**RECORDS PROVIDED**
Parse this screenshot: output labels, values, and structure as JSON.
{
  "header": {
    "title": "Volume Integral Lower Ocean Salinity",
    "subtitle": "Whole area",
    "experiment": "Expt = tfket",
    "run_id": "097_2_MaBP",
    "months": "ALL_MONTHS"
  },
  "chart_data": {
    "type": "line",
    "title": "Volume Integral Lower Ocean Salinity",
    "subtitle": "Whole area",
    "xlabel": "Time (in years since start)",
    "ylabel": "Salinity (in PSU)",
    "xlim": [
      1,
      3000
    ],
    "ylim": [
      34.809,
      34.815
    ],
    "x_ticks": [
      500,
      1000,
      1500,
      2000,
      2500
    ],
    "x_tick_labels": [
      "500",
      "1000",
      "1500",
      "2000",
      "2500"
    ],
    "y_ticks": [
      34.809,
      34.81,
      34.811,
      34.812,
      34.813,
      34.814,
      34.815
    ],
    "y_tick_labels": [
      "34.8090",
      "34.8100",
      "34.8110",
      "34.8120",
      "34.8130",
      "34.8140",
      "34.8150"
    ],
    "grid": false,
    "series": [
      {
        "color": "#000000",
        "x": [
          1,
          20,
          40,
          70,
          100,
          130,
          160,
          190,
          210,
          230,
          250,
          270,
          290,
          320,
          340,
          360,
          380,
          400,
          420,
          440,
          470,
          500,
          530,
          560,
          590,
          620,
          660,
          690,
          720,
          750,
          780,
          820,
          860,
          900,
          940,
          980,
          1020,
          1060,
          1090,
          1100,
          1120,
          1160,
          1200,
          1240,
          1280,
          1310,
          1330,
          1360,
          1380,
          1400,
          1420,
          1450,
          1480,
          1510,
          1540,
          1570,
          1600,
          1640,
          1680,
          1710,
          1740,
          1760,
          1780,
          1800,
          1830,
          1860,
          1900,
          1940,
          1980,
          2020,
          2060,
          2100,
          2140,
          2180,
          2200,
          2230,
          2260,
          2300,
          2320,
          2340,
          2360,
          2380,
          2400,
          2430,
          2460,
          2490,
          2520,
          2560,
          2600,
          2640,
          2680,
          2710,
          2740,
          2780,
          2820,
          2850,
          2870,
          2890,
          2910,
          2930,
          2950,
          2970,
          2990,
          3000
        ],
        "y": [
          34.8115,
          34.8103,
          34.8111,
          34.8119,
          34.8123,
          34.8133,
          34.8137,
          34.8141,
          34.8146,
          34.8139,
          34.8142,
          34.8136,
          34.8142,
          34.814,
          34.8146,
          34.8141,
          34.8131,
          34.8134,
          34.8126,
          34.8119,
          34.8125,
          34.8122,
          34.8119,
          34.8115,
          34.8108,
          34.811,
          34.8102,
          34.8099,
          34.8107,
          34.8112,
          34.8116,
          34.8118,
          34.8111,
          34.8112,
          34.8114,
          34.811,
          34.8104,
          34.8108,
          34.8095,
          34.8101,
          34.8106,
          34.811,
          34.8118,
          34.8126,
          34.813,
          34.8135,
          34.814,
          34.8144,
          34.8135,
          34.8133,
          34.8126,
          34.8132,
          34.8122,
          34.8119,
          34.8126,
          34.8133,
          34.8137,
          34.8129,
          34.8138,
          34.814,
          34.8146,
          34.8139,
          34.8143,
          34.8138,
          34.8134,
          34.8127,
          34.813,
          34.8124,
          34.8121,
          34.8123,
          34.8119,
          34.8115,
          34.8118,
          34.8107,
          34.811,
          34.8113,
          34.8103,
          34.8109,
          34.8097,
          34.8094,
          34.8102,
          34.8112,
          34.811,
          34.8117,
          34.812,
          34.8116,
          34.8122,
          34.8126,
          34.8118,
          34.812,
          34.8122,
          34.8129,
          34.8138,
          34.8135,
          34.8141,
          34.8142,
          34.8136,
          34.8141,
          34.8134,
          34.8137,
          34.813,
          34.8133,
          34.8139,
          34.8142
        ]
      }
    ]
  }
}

**STATED GOAL**
Retype all the material above precisely, with no line left out.

**TASK RESULT**
Parse this screenshot: output labels, values, and structure as JSON.
{
  "header": {
    "title": "Volume Integral Lower Ocean Salinity",
    "subtitle": "Whole area",
    "experiment": "Expt = tfket",
    "run_id": "097_2_MaBP",
    "months": "ALL_MONTHS"
  },
  "chart_data": {
    "type": "line",
    "title": "Volume Integral Lower Ocean Salinity",
    "subtitle": "Whole area",
    "xlabel": "Time (in years since start)",
    "ylabel": "Salinity (in PSU)",
    "xlim": [
      1,
      3000
    ],
    "ylim": [
      34.809,
      34.815
    ],
    "x_ticks": [
      500,
      1000,
      1500,
      2000,
      2500
    ],
    "x_tick_labels": [
      "500",
      "1000",
      "1500",
      "2000",
      "2500"
    ],
    "y_ticks": [
      34.809,
      34.81,
      34.811,
      34.812,
      34.813,
      34.814,
      34.815
    ],
    "y_tick_labels": [
      "34.8090",
      "34.8100",
      "34.8110",
      "34.8120",
      "34.8130",
      "34.8140",
      "34.8150"
    ],
    "grid": false,
    "series": [
      {
        "color": "#000000",
        "x": [
          1,
          20,
          40,
          70,
          100,
          130,
          160,
          190,
          210,
          230,
          250,
          270,
          290,
          320,
          340,
          360,
          380,
          400,
          420,
          440,
          470,
          500,
          530,
          560,
          590,
          620,
          660,
          690,
          720,
          750,
          780,
          820,
          860,
          900,
          940,
          980,
          1020,
          1060,
          1090,
          1100,
          1120,
          1160,
          1200,
          1240,
          1280,
          1310,
          1330,
          1360,
          1380,
          1400,
          1420,
          1450,
          1480,
          1510,
          1540,
          1570,
          1600,
          1640,
          1680,
          1710,
          1740,
          1760,
          1780,
          1800,
          1830,
          1860,
          1900,
          1940,
          1980,
          2020,
          2060,
          2100,
          2140,
          2180,
          2200,
          2230,
          2260,
          2300,
          2320,
          2340,
          2360,
          2380,
          2400,
          2430,
          2460,
          2490,
          2520,
          2560,
          2600,
          2640,
          2680,
          2710,
          2740,
          2780,
          2820,
          2850,
          2870,
          2890,
          2910,
          2930,
          2950,
          2970,
          2990,
          3000
        ],
        "y": [
          34.8115,
          34.8103,
          34.8111,
          34.8119,
          34.8123,
          34.8133,
          34.8137,
          34.8141,
          34.8146,
          34.8139,
          34.8142,
          34.8136,
          34.8142,
          34.814,
          34.8146,
          34.8141,
          34.8131,
          34.8134,
          34.8126,
          34.8119,
          34.8125,
          34.8122,
          34.8119,
          34.8115,
          34.8108,
          34.811,
          34.8102,
          34.8099,
          34.8107,
          34.8112,
          34.8116,
          34.8118,
          34.8111,
          34.8112,
          34.8114,
          34.811,
          34.8104,
          34.8108,
          34.8095,
          34.8101,
          34.8106,
          34.811,
          34.8118,
          34.8126,
          34.813,
          34.8135,
          34.814,
          34.8144,
          34.8135,
          34.8133,
          34.8126,
          34.8132,
          34.8122,
          34.8119,
          34.8126,
          34.8133,
          34.8137,
          34.8129,
          34.8138,
          34.814,
          34.8146,
          34.8139,
          34.8143,
          34.8138,
          34.8134,
          34.8127,
          34.813,
          34.8124,
          34.8121,
          34.8123,
          34.8119,
          34.8115,
          34.8118,
          34.8107,
          34.811,
          34.8113,
          34.8103,
          34.8109,
          34.8097,
          34.8094,
          34.8102,
          34.8112,
          34.811,
          34.8117,
          34.812,
          34.8116,
          34.8122,
          34.8126,
          34.8118,
          34.812,
          34.8122,
          34.8129,
          34.8138,
          34.8135,
          34.8141,
          34.8142,
          34.8136,
          34.8141,
          34.8134,
          34.8137,
          34.813,
          34.8133,
          34.8139,
          34.8142
        ]
      }
    ]
  }
}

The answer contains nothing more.